Aim
Output the full listing below exactly as it reads, and skip anything that is a picture.

Provided records

— START —

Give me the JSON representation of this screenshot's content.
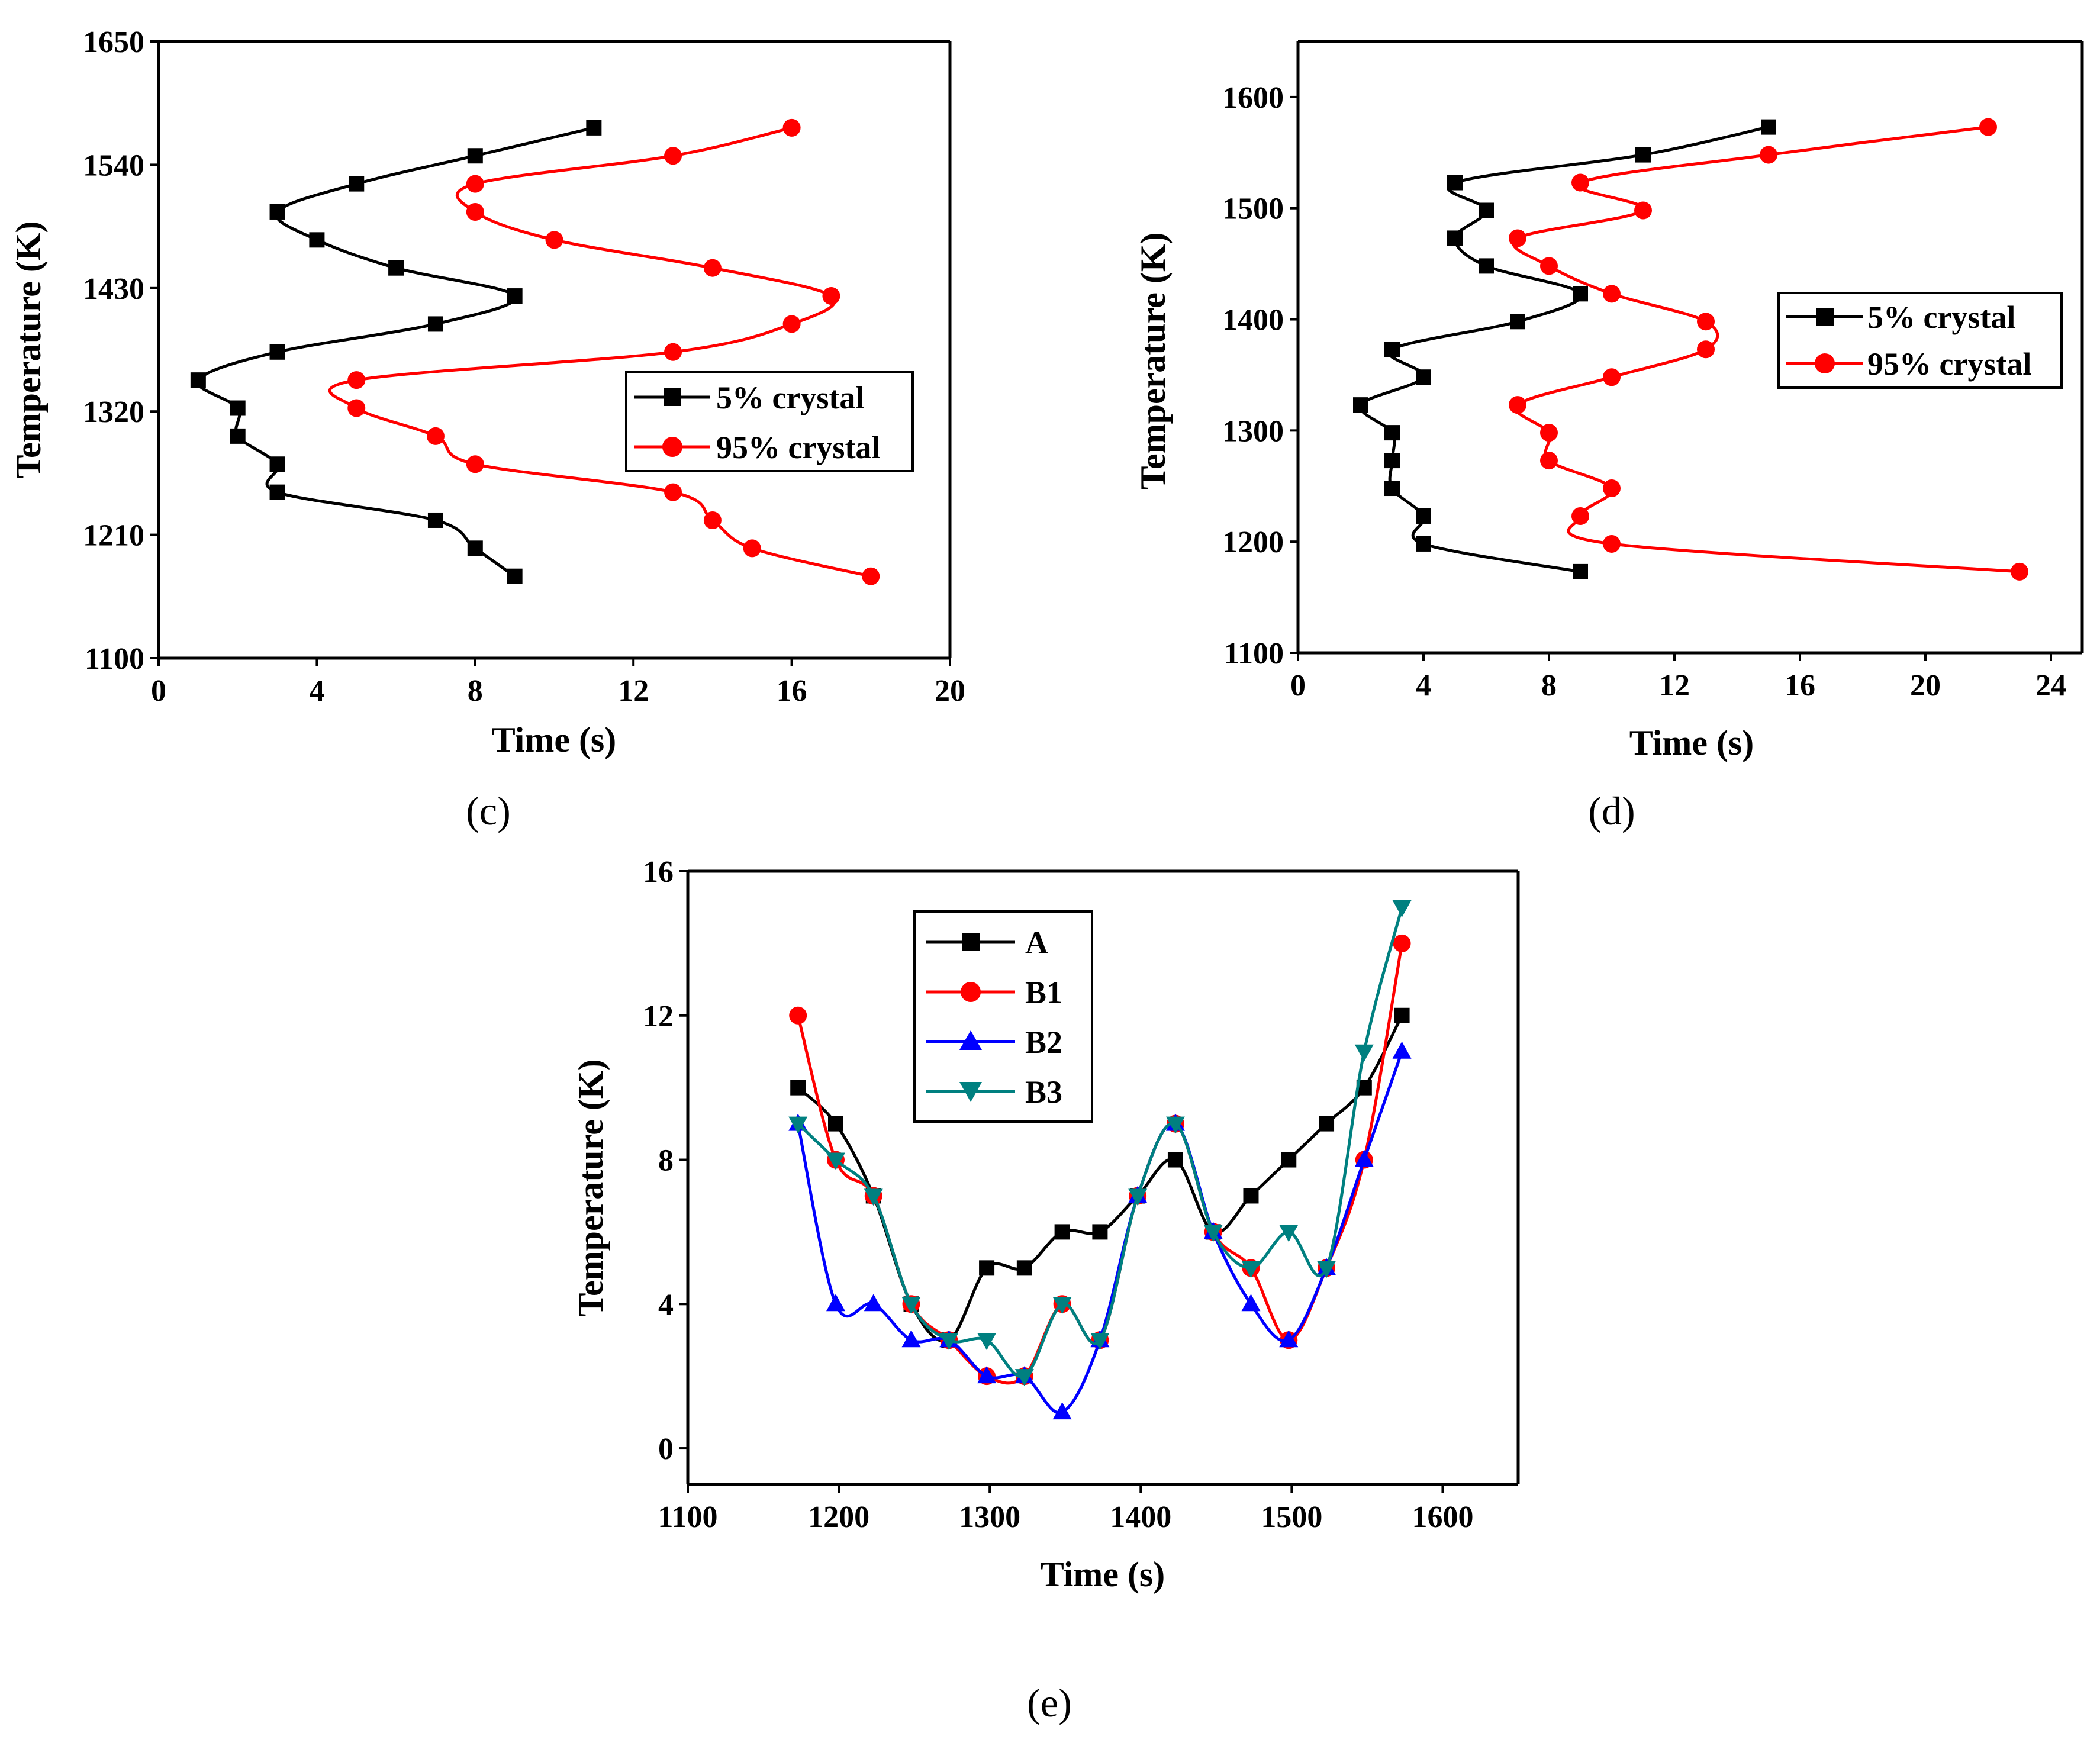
{
  "colors": {
    "black": "#000000",
    "red": "#ff0000",
    "blue": "#0000ff",
    "teal": "#008080"
  },
  "chart_data": [
    {
      "id": "c",
      "panel_label": "(c)",
      "type": "line",
      "title": "",
      "xlabel": "Time (s)",
      "ylabel": "Temperature (K)",
      "xlim": [
        0,
        20
      ],
      "ylim": [
        1100,
        1650
      ],
      "xticks": [
        0,
        4,
        8,
        12,
        16,
        20
      ],
      "yticks": [
        1100,
        1210,
        1320,
        1430,
        1540,
        1650
      ],
      "grid": false,
      "legend_position": "middle-right",
      "series": [
        {
          "name": "5% crystal",
          "color": "#000000",
          "marker": "square",
          "points": [
            [
              9,
              1173
            ],
            [
              8,
              1198
            ],
            [
              7,
              1223
            ],
            [
              3,
              1248
            ],
            [
              3,
              1273
            ],
            [
              2,
              1298
            ],
            [
              2,
              1323
            ],
            [
              1,
              1348
            ],
            [
              3,
              1373
            ],
            [
              7,
              1398
            ],
            [
              9,
              1423
            ],
            [
              6,
              1448
            ],
            [
              4,
              1473
            ],
            [
              3,
              1498
            ],
            [
              5,
              1523
            ],
            [
              8,
              1548
            ],
            [
              11,
              1573
            ]
          ]
        },
        {
          "name": "95% crystal",
          "color": "#ff0000",
          "marker": "circle",
          "points": [
            [
              18,
              1173
            ],
            [
              15,
              1198
            ],
            [
              14,
              1223
            ],
            [
              13,
              1248
            ],
            [
              8,
              1273
            ],
            [
              7,
              1298
            ],
            [
              5,
              1323
            ],
            [
              5,
              1348
            ],
            [
              13,
              1373
            ],
            [
              16,
              1398
            ],
            [
              17,
              1423
            ],
            [
              14,
              1448
            ],
            [
              10,
              1473
            ],
            [
              8,
              1498
            ],
            [
              8,
              1523
            ],
            [
              13,
              1548
            ],
            [
              16,
              1573
            ]
          ]
        }
      ]
    },
    {
      "id": "d",
      "panel_label": "(d)",
      "type": "line",
      "title": "",
      "xlabel": "Time (s)",
      "ylabel": "Temperature (K)",
      "xlim": [
        0,
        25
      ],
      "ylim": [
        1100,
        1650
      ],
      "xticks": [
        0,
        4,
        8,
        12,
        16,
        20,
        24
      ],
      "yticks": [
        1100,
        1200,
        1300,
        1400,
        1500,
        1600
      ],
      "grid": false,
      "legend_position": "middle-right",
      "series": [
        {
          "name": "5% crystal",
          "color": "#000000",
          "marker": "square",
          "points": [
            [
              9,
              1173
            ],
            [
              4,
              1198
            ],
            [
              4,
              1223
            ],
            [
              3,
              1248
            ],
            [
              3,
              1273
            ],
            [
              3,
              1298
            ],
            [
              2,
              1323
            ],
            [
              4,
              1348
            ],
            [
              3,
              1373
            ],
            [
              7,
              1398
            ],
            [
              9,
              1423
            ],
            [
              6,
              1448
            ],
            [
              5,
              1473
            ],
            [
              6,
              1498
            ],
            [
              5,
              1523
            ],
            [
              11,
              1548
            ],
            [
              15,
              1573
            ]
          ]
        },
        {
          "name": "95% crystal",
          "color": "#ff0000",
          "marker": "circle",
          "points": [
            [
              23,
              1173
            ],
            [
              10,
              1198
            ],
            [
              9,
              1223
            ],
            [
              10,
              1248
            ],
            [
              8,
              1273
            ],
            [
              8,
              1298
            ],
            [
              7,
              1323
            ],
            [
              10,
              1348
            ],
            [
              13,
              1373
            ],
            [
              13,
              1398
            ],
            [
              10,
              1423
            ],
            [
              8,
              1448
            ],
            [
              7,
              1473
            ],
            [
              11,
              1498
            ],
            [
              9,
              1523
            ],
            [
              15,
              1548
            ],
            [
              22,
              1573
            ]
          ]
        }
      ]
    },
    {
      "id": "e",
      "panel_label": "(e)",
      "type": "line",
      "title": "",
      "xlabel": "Time (s)",
      "ylabel": "Temperature (K)",
      "xlim": [
        1100,
        1650
      ],
      "ylim": [
        -1,
        16
      ],
      "xticks": [
        1100,
        1200,
        1300,
        1400,
        1500,
        1600
      ],
      "yticks": [
        0,
        4,
        8,
        12,
        16
      ],
      "grid": false,
      "legend_position": "top-left",
      "x": [
        1173,
        1198,
        1223,
        1248,
        1273,
        1298,
        1323,
        1348,
        1373,
        1398,
        1423,
        1448,
        1473,
        1498,
        1523,
        1548,
        1573
      ],
      "series": [
        {
          "name": "A",
          "color": "#000000",
          "marker": "square",
          "values": [
            10,
            9,
            7,
            4,
            3,
            5,
            5,
            6,
            6,
            7,
            8,
            6,
            7,
            8,
            9,
            10,
            12
          ]
        },
        {
          "name": "B1",
          "color": "#ff0000",
          "marker": "circle",
          "values": [
            12,
            8,
            7,
            4,
            3,
            2,
            2,
            4,
            3,
            7,
            9,
            6,
            5,
            3,
            5,
            8,
            14
          ]
        },
        {
          "name": "B2",
          "color": "#0000ff",
          "marker": "triangle-up",
          "values": [
            9,
            4,
            4,
            3,
            3,
            2,
            2,
            1,
            3,
            7,
            9,
            6,
            4,
            3,
            5,
            8,
            11
          ]
        },
        {
          "name": "B3",
          "color": "#008080",
          "marker": "triangle-down",
          "values": [
            9,
            8,
            7,
            4,
            3,
            3,
            2,
            4,
            3,
            7,
            9,
            6,
            5,
            6,
            5,
            11,
            15
          ]
        }
      ]
    }
  ]
}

— END —

Output of the exercise
Give me the JSON representation of this screenshot's content.
{
  "colors": {
    "black": "#000000",
    "red": "#ff0000",
    "blue": "#0000ff",
    "teal": "#008080"
  },
  "chart_data": [
    {
      "id": "c",
      "panel_label": "(c)",
      "type": "line",
      "title": "",
      "xlabel": "Time (s)",
      "ylabel": "Temperature (K)",
      "xlim": [
        0,
        20
      ],
      "ylim": [
        1100,
        1650
      ],
      "xticks": [
        0,
        4,
        8,
        12,
        16,
        20
      ],
      "yticks": [
        1100,
        1210,
        1320,
        1430,
        1540,
        1650
      ],
      "grid": false,
      "legend_position": "middle-right",
      "series": [
        {
          "name": "5% crystal",
          "color": "#000000",
          "marker": "square",
          "points": [
            [
              9,
              1173
            ],
            [
              8,
              1198
            ],
            [
              7,
              1223
            ],
            [
              3,
              1248
            ],
            [
              3,
              1273
            ],
            [
              2,
              1298
            ],
            [
              2,
              1323
            ],
            [
              1,
              1348
            ],
            [
              3,
              1373
            ],
            [
              7,
              1398
            ],
            [
              9,
              1423
            ],
            [
              6,
              1448
            ],
            [
              4,
              1473
            ],
            [
              3,
              1498
            ],
            [
              5,
              1523
            ],
            [
              8,
              1548
            ],
            [
              11,
              1573
            ]
          ]
        },
        {
          "name": "95% crystal",
          "color": "#ff0000",
          "marker": "circle",
          "points": [
            [
              18,
              1173
            ],
            [
              15,
              1198
            ],
            [
              14,
              1223
            ],
            [
              13,
              1248
            ],
            [
              8,
              1273
            ],
            [
              7,
              1298
            ],
            [
              5,
              1323
            ],
            [
              5,
              1348
            ],
            [
              13,
              1373
            ],
            [
              16,
              1398
            ],
            [
              17,
              1423
            ],
            [
              14,
              1448
            ],
            [
              10,
              1473
            ],
            [
              8,
              1498
            ],
            [
              8,
              1523
            ],
            [
              13,
              1548
            ],
            [
              16,
              1573
            ]
          ]
        }
      ]
    },
    {
      "id": "d",
      "panel_label": "(d)",
      "type": "line",
      "title": "",
      "xlabel": "Time (s)",
      "ylabel": "Temperature (K)",
      "xlim": [
        0,
        25
      ],
      "ylim": [
        1100,
        1650
      ],
      "xticks": [
        0,
        4,
        8,
        12,
        16,
        20,
        24
      ],
      "yticks": [
        1100,
        1200,
        1300,
        1400,
        1500,
        1600
      ],
      "grid": false,
      "legend_position": "middle-right",
      "series": [
        {
          "name": "5% crystal",
          "color": "#000000",
          "marker": "square",
          "points": [
            [
              9,
              1173
            ],
            [
              4,
              1198
            ],
            [
              4,
              1223
            ],
            [
              3,
              1248
            ],
            [
              3,
              1273
            ],
            [
              3,
              1298
            ],
            [
              2,
              1323
            ],
            [
              4,
              1348
            ],
            [
              3,
              1373
            ],
            [
              7,
              1398
            ],
            [
              9,
              1423
            ],
            [
              6,
              1448
            ],
            [
              5,
              1473
            ],
            [
              6,
              1498
            ],
            [
              5,
              1523
            ],
            [
              11,
              1548
            ],
            [
              15,
              1573
            ]
          ]
        },
        {
          "name": "95% crystal",
          "color": "#ff0000",
          "marker": "circle",
          "points": [
            [
              23,
              1173
            ],
            [
              10,
              1198
            ],
            [
              9,
              1223
            ],
            [
              10,
              1248
            ],
            [
              8,
              1273
            ],
            [
              8,
              1298
            ],
            [
              7,
              1323
            ],
            [
              10,
              1348
            ],
            [
              13,
              1373
            ],
            [
              13,
              1398
            ],
            [
              10,
              1423
            ],
            [
              8,
              1448
            ],
            [
              7,
              1473
            ],
            [
              11,
              1498
            ],
            [
              9,
              1523
            ],
            [
              15,
              1548
            ],
            [
              22,
              1573
            ]
          ]
        }
      ]
    },
    {
      "id": "e",
      "panel_label": "(e)",
      "type": "line",
      "title": "",
      "xlabel": "Time (s)",
      "ylabel": "Temperature (K)",
      "xlim": [
        1100,
        1650
      ],
      "ylim": [
        -1,
        16
      ],
      "xticks": [
        1100,
        1200,
        1300,
        1400,
        1500,
        1600
      ],
      "yticks": [
        0,
        4,
        8,
        12,
        16
      ],
      "grid": false,
      "legend_position": "top-left",
      "x": [
        1173,
        1198,
        1223,
        1248,
        1273,
        1298,
        1323,
        1348,
        1373,
        1398,
        1423,
        1448,
        1473,
        1498,
        1523,
        1548,
        1573
      ],
      "series": [
        {
          "name": "A",
          "color": "#000000",
          "marker": "square",
          "values": [
            10,
            9,
            7,
            4,
            3,
            5,
            5,
            6,
            6,
            7,
            8,
            6,
            7,
            8,
            9,
            10,
            12
          ]
        },
        {
          "name": "B1",
          "color": "#ff0000",
          "marker": "circle",
          "values": [
            12,
            8,
            7,
            4,
            3,
            2,
            2,
            4,
            3,
            7,
            9,
            6,
            5,
            3,
            5,
            8,
            14
          ]
        },
        {
          "name": "B2",
          "color": "#0000ff",
          "marker": "triangle-up",
          "values": [
            9,
            4,
            4,
            3,
            3,
            2,
            2,
            1,
            3,
            7,
            9,
            6,
            4,
            3,
            5,
            8,
            11
          ]
        },
        {
          "name": "B3",
          "color": "#008080",
          "marker": "triangle-down",
          "values": [
            9,
            8,
            7,
            4,
            3,
            3,
            2,
            4,
            3,
            7,
            9,
            6,
            5,
            6,
            5,
            11,
            15
          ]
        }
      ]
    }
  ]
}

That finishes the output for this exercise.